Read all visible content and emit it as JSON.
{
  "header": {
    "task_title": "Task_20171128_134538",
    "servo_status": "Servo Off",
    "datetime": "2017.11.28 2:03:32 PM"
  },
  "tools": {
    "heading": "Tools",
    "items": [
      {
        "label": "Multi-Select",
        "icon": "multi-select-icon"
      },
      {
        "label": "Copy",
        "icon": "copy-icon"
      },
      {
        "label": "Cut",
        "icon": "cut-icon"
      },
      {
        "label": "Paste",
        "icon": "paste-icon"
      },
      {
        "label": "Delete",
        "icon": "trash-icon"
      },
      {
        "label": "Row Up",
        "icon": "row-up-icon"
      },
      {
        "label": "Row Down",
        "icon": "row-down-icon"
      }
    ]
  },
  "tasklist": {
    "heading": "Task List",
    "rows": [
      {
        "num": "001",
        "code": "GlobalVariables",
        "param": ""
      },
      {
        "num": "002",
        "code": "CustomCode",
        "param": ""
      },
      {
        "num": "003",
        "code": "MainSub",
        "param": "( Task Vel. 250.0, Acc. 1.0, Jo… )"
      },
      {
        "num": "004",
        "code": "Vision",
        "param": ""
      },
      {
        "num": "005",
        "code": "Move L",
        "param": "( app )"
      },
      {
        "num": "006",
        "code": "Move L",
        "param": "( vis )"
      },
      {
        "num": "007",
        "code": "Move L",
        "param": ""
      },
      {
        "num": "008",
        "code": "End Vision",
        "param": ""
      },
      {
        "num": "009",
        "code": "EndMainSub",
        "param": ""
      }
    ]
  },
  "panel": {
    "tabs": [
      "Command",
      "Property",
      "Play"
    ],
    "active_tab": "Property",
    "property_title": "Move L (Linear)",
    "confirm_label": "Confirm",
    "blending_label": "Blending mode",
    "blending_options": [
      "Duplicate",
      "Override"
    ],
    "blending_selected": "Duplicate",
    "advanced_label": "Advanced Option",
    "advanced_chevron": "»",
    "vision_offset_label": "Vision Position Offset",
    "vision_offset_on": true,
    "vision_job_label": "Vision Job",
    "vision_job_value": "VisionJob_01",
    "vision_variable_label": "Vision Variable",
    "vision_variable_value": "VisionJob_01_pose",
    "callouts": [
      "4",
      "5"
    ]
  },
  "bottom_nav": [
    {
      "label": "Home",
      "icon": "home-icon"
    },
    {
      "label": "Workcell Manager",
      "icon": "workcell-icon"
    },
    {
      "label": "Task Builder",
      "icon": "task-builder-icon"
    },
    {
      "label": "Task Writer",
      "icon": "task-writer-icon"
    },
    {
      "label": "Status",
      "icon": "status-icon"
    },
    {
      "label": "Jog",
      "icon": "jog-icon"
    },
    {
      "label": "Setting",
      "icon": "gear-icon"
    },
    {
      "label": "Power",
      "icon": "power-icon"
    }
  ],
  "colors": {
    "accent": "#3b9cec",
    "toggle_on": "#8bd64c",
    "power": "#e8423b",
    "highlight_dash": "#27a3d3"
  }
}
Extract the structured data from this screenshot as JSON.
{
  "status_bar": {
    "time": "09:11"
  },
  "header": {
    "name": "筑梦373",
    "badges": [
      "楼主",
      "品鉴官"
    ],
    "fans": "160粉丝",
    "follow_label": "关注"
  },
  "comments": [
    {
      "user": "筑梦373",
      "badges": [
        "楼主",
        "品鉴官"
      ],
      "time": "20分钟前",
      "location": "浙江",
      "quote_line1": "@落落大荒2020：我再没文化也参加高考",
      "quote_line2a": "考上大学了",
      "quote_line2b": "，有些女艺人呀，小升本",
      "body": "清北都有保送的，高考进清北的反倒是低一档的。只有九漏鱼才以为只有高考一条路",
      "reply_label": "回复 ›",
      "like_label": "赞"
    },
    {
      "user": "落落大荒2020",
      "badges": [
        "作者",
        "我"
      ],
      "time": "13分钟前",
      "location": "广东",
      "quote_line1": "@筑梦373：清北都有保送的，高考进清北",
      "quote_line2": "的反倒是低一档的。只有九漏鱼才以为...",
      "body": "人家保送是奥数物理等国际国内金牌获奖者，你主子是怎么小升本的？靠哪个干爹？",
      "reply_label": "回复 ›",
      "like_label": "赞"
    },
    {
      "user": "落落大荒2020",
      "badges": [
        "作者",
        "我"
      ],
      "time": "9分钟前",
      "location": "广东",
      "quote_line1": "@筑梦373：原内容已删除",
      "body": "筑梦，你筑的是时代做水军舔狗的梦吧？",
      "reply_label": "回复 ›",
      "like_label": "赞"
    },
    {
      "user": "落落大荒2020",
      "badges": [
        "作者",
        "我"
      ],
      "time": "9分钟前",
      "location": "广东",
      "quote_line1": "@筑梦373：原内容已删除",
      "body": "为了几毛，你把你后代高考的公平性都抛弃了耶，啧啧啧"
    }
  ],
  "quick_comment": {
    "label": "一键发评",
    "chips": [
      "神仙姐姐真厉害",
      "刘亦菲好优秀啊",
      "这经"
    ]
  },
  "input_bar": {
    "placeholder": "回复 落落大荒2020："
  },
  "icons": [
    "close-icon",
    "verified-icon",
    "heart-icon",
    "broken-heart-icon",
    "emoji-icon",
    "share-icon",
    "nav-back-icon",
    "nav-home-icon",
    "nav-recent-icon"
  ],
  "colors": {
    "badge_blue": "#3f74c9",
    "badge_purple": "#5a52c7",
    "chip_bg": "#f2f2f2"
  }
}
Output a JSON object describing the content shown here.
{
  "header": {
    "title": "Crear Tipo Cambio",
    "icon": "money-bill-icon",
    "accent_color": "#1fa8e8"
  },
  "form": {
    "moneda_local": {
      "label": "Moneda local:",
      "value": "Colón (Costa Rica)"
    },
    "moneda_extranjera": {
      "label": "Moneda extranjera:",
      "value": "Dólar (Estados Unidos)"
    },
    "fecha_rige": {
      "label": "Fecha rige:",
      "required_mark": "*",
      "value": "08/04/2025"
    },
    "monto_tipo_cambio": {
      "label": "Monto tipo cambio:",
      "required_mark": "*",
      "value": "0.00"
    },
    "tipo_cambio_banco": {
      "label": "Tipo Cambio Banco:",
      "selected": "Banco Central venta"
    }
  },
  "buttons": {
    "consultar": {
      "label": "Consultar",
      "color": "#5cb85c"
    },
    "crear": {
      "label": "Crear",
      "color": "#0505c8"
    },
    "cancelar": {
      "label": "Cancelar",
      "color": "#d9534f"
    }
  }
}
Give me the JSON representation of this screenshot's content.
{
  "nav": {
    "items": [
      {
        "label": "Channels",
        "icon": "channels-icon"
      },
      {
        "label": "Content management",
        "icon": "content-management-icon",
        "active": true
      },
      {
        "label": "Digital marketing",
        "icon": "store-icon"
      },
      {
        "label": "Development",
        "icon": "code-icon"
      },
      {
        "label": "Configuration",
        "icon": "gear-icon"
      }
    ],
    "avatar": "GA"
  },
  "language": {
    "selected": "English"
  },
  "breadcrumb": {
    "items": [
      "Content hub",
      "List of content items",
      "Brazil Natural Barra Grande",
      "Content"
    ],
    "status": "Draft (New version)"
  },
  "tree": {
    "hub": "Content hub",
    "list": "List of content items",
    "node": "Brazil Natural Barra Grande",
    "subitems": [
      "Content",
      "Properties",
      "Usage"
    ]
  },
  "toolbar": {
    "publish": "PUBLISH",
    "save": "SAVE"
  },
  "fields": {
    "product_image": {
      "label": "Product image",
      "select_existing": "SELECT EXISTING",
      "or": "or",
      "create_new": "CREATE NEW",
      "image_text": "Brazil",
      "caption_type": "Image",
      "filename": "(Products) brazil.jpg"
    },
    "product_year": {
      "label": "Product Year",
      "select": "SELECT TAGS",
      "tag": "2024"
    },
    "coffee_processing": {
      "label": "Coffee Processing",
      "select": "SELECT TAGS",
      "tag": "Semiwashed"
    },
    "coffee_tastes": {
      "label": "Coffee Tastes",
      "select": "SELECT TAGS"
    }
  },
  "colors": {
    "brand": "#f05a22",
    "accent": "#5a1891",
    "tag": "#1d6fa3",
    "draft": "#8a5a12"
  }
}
● ● ● ● ● ● ●
Find out how many lines in the listing contain the string "screenshot". Give the number alone.

2